**WHAT THE EXERCISE ASKS**
Gather the lines that hold the string "Anschluss".

**Saved entries**
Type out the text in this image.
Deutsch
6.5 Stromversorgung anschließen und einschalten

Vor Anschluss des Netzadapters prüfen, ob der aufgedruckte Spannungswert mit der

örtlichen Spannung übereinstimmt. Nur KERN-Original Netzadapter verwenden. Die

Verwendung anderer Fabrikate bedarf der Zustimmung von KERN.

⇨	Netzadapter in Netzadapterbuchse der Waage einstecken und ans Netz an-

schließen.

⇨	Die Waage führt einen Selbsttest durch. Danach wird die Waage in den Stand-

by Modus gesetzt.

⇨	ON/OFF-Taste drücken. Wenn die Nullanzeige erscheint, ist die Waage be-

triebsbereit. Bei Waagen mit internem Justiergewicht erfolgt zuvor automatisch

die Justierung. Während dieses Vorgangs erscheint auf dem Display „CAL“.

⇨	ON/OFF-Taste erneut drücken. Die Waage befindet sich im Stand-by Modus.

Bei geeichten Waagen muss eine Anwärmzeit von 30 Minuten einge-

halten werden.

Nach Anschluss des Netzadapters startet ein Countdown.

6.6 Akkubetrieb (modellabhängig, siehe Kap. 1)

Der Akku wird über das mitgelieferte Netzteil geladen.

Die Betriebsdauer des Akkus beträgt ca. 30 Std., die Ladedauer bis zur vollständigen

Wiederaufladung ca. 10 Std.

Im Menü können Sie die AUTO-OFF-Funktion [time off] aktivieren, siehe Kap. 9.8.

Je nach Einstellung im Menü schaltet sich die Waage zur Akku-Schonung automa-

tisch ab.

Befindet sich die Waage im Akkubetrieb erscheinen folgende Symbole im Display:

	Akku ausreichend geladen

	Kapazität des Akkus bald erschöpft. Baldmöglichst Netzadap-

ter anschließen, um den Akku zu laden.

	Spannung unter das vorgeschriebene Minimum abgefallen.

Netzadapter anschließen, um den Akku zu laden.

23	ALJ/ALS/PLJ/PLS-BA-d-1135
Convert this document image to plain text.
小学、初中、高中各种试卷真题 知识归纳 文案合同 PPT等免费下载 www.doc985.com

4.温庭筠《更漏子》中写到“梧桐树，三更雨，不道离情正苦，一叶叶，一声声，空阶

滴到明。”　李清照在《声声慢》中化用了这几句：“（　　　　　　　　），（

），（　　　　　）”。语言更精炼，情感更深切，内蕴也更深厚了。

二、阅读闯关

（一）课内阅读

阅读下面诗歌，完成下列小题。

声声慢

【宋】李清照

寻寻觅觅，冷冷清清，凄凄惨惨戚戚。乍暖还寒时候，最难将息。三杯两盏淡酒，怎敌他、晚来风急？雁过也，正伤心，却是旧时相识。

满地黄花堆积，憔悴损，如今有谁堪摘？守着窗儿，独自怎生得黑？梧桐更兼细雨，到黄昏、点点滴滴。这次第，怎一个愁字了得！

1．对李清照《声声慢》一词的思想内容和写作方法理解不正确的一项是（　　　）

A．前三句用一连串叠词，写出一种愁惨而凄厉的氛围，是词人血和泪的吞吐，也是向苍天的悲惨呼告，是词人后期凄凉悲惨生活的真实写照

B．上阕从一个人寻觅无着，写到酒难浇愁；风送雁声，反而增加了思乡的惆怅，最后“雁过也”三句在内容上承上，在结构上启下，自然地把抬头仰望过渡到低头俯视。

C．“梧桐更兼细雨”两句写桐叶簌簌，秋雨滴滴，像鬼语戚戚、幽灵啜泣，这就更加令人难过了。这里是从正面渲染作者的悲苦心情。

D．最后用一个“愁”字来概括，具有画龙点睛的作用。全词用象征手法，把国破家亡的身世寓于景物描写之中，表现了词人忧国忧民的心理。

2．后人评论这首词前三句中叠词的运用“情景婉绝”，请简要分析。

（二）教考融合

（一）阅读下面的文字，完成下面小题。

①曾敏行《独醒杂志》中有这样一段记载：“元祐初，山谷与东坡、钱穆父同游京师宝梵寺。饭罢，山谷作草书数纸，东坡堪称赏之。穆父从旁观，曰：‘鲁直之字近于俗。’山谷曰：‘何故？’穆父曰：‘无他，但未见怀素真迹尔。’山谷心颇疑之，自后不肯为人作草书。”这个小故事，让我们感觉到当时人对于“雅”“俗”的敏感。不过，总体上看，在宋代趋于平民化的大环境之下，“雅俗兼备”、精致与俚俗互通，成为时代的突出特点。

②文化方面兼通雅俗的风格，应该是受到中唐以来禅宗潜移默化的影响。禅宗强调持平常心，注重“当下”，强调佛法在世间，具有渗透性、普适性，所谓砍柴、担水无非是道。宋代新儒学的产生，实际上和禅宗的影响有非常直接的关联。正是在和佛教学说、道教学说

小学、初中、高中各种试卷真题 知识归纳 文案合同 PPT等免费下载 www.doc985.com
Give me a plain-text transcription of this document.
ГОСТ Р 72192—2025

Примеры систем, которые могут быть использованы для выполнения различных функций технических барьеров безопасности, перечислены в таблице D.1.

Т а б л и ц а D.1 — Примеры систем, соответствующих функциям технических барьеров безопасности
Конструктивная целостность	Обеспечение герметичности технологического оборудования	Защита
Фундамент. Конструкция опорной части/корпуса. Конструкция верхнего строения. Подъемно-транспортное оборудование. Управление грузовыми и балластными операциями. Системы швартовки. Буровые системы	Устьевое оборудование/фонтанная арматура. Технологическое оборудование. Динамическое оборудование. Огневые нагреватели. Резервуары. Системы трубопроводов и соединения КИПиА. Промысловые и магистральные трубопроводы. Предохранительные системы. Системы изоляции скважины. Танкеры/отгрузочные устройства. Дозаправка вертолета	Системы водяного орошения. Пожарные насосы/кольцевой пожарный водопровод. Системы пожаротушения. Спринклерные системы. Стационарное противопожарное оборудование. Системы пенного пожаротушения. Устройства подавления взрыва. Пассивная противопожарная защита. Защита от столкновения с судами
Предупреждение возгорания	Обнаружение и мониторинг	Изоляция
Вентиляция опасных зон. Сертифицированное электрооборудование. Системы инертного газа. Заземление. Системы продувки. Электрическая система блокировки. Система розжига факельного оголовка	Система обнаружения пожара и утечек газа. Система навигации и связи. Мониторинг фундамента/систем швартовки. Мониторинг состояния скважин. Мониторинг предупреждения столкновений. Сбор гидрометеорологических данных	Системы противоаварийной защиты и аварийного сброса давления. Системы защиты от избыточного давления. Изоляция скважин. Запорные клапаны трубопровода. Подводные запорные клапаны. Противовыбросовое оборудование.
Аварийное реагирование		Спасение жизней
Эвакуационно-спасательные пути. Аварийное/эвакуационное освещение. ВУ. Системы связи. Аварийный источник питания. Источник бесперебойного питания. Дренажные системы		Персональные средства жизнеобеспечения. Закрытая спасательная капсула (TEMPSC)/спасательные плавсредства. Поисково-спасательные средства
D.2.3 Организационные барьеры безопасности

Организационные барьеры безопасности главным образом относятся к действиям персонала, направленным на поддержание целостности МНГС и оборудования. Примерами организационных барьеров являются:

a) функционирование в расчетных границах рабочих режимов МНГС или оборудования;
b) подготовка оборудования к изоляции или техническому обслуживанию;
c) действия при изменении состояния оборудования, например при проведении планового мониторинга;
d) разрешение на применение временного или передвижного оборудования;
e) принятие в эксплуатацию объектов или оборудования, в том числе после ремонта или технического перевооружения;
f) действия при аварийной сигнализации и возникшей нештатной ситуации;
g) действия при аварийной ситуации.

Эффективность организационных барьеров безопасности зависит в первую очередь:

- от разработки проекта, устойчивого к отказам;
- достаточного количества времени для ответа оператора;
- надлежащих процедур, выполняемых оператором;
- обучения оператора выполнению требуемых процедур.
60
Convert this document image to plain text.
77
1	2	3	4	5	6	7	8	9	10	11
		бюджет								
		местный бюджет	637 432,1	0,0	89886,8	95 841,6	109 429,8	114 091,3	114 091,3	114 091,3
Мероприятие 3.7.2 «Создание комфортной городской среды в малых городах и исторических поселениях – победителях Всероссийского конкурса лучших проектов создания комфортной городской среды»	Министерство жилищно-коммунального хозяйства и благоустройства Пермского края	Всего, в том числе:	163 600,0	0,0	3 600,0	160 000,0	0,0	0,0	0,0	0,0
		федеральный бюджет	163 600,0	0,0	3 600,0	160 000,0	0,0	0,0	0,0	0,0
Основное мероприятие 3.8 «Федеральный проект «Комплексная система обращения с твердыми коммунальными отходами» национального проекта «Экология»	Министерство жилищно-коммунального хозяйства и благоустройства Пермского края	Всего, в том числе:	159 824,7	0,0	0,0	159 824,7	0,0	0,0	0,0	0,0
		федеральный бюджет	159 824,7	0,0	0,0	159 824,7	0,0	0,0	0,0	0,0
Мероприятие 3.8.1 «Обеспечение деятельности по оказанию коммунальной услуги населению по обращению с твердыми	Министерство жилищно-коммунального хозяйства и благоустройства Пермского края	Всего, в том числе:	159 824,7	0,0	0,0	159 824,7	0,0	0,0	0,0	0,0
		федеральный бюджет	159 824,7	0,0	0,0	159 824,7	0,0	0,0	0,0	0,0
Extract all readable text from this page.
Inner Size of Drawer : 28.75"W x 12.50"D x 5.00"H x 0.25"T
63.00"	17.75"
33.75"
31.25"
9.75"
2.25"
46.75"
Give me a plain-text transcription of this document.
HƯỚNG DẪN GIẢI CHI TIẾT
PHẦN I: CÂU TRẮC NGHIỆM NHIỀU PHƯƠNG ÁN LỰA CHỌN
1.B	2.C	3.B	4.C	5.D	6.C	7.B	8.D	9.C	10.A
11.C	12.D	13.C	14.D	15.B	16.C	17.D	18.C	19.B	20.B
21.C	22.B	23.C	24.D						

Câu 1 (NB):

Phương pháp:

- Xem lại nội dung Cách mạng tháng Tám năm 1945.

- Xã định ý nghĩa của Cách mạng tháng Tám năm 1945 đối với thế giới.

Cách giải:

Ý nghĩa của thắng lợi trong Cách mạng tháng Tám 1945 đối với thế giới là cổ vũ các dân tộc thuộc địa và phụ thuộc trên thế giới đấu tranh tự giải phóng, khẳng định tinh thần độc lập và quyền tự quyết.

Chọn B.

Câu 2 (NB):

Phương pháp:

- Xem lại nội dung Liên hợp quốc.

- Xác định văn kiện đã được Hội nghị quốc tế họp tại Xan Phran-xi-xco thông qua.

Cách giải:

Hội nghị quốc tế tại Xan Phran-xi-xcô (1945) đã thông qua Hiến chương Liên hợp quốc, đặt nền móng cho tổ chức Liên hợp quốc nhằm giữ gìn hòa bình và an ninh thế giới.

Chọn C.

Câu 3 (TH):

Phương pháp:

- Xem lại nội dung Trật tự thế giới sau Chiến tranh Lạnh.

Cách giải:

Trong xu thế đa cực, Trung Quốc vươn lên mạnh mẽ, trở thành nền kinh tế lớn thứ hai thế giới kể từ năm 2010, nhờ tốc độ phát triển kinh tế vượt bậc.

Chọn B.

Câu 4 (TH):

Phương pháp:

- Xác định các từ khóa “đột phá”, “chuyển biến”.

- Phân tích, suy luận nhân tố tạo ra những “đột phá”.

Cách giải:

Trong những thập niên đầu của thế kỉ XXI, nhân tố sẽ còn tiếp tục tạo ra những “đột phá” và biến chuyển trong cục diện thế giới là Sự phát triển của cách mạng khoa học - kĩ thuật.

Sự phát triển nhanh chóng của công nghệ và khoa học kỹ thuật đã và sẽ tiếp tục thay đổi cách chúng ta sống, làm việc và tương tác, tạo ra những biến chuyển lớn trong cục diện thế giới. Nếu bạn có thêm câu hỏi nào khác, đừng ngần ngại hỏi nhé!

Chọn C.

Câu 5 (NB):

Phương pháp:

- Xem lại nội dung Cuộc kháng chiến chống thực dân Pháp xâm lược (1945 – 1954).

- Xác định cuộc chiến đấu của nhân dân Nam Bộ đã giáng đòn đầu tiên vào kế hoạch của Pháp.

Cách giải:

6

**REPLY TO THE TASK**
Vor Anschluss des Netzadapters prüfen, ob der aufgedruckte Spannungswert mit der
Nach Anschluss des Netzadapters startet ein Countdown.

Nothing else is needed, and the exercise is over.